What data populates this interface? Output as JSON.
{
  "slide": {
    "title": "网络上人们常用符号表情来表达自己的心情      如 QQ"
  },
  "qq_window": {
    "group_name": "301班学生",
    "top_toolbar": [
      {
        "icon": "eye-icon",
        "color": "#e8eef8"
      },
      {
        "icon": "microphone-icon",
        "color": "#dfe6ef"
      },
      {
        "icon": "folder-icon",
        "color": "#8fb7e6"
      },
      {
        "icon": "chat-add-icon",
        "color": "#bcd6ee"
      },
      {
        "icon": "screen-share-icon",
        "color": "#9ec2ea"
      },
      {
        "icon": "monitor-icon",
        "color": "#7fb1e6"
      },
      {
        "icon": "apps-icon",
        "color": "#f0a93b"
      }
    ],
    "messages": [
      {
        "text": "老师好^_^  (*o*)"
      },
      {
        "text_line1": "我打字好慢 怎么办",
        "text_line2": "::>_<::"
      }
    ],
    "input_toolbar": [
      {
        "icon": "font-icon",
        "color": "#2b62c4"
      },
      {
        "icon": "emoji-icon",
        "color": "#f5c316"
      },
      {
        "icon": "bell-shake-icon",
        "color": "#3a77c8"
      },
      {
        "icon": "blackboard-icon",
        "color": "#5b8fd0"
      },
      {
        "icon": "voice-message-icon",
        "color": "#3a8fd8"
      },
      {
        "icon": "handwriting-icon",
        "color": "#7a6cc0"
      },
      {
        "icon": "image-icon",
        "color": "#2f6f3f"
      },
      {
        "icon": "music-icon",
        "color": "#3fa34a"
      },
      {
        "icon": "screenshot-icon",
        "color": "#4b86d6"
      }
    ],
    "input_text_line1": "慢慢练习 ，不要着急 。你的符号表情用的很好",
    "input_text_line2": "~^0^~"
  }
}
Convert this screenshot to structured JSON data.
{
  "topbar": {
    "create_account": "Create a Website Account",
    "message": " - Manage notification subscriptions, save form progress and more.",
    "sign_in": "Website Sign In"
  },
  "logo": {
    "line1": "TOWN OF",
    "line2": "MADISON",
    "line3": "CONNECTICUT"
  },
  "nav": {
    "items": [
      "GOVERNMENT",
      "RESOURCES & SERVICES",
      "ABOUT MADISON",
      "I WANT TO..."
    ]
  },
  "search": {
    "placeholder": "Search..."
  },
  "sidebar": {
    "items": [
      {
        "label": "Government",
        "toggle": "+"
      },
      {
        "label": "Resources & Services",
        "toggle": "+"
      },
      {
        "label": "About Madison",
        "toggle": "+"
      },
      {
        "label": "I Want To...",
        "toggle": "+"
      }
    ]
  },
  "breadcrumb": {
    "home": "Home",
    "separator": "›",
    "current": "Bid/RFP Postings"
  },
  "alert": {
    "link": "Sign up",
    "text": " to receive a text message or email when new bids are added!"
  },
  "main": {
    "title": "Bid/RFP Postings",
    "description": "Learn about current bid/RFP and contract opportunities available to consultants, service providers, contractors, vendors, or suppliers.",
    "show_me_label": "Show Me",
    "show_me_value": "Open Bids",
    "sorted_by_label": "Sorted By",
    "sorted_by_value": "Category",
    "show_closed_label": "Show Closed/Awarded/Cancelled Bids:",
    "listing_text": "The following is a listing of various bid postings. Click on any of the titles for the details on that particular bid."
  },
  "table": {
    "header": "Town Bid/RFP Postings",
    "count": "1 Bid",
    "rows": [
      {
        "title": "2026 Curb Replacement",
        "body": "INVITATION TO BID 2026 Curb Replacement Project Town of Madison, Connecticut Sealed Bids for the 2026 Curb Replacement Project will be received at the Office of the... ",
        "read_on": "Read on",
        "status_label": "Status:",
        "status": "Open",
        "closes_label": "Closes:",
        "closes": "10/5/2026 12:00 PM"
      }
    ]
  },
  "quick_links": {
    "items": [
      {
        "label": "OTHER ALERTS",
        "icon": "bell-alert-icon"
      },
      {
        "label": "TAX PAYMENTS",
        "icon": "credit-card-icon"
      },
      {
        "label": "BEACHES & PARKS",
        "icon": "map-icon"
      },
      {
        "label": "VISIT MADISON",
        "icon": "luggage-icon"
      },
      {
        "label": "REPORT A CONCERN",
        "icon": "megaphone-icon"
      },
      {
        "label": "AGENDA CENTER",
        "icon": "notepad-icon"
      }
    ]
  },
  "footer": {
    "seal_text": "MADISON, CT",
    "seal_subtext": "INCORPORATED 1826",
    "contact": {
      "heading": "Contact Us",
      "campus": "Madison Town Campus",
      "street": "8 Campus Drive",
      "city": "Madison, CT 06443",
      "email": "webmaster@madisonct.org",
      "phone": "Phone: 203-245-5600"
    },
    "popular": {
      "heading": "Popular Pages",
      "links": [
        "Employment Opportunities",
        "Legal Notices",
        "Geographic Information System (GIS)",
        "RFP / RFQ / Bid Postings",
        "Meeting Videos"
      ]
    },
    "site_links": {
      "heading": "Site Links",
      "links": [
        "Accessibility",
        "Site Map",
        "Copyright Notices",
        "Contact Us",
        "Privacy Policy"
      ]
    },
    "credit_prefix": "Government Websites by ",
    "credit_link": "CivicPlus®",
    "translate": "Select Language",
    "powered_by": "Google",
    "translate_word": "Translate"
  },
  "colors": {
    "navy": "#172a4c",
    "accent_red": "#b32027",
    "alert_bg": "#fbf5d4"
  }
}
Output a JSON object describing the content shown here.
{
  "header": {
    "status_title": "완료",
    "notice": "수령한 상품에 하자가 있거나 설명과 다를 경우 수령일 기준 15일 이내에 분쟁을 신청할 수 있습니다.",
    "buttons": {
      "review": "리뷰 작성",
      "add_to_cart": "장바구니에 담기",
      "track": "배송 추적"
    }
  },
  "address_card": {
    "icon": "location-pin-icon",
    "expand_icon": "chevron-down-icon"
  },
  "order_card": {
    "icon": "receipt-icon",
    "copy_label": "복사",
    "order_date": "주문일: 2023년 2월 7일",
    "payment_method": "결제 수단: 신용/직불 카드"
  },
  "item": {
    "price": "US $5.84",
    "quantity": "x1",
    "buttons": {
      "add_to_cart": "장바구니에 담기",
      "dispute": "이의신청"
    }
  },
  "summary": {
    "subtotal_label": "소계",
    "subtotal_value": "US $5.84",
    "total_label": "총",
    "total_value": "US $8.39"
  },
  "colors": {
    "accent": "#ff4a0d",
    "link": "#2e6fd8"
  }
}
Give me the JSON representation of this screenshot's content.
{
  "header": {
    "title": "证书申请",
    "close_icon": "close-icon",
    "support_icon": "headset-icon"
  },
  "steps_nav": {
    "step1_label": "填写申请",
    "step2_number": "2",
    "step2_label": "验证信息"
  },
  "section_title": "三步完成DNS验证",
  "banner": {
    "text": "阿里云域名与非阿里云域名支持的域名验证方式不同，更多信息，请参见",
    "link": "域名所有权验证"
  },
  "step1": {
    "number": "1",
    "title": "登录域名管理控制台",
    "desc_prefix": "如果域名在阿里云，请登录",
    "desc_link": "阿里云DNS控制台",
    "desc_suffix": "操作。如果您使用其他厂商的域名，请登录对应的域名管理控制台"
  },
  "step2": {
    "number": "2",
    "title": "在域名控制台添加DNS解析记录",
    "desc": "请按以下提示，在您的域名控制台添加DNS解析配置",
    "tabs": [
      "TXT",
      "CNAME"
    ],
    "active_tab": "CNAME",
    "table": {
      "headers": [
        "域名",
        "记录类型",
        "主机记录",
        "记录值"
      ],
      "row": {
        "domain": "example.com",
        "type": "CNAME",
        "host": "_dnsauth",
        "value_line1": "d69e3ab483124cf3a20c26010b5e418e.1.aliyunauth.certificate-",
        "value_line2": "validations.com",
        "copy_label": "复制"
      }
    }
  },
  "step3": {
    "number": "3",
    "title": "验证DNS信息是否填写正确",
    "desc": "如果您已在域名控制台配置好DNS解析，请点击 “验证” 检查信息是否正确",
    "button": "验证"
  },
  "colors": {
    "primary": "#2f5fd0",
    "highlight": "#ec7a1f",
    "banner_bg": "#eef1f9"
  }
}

[Required work] Filter out all lines lacking the word "this" and copy the rest.

[Solution below]
What data populates this interface? Output as JSON.
Convert this screenshot to structured JSON data.
Give me the JSON representation of this screenshot's content.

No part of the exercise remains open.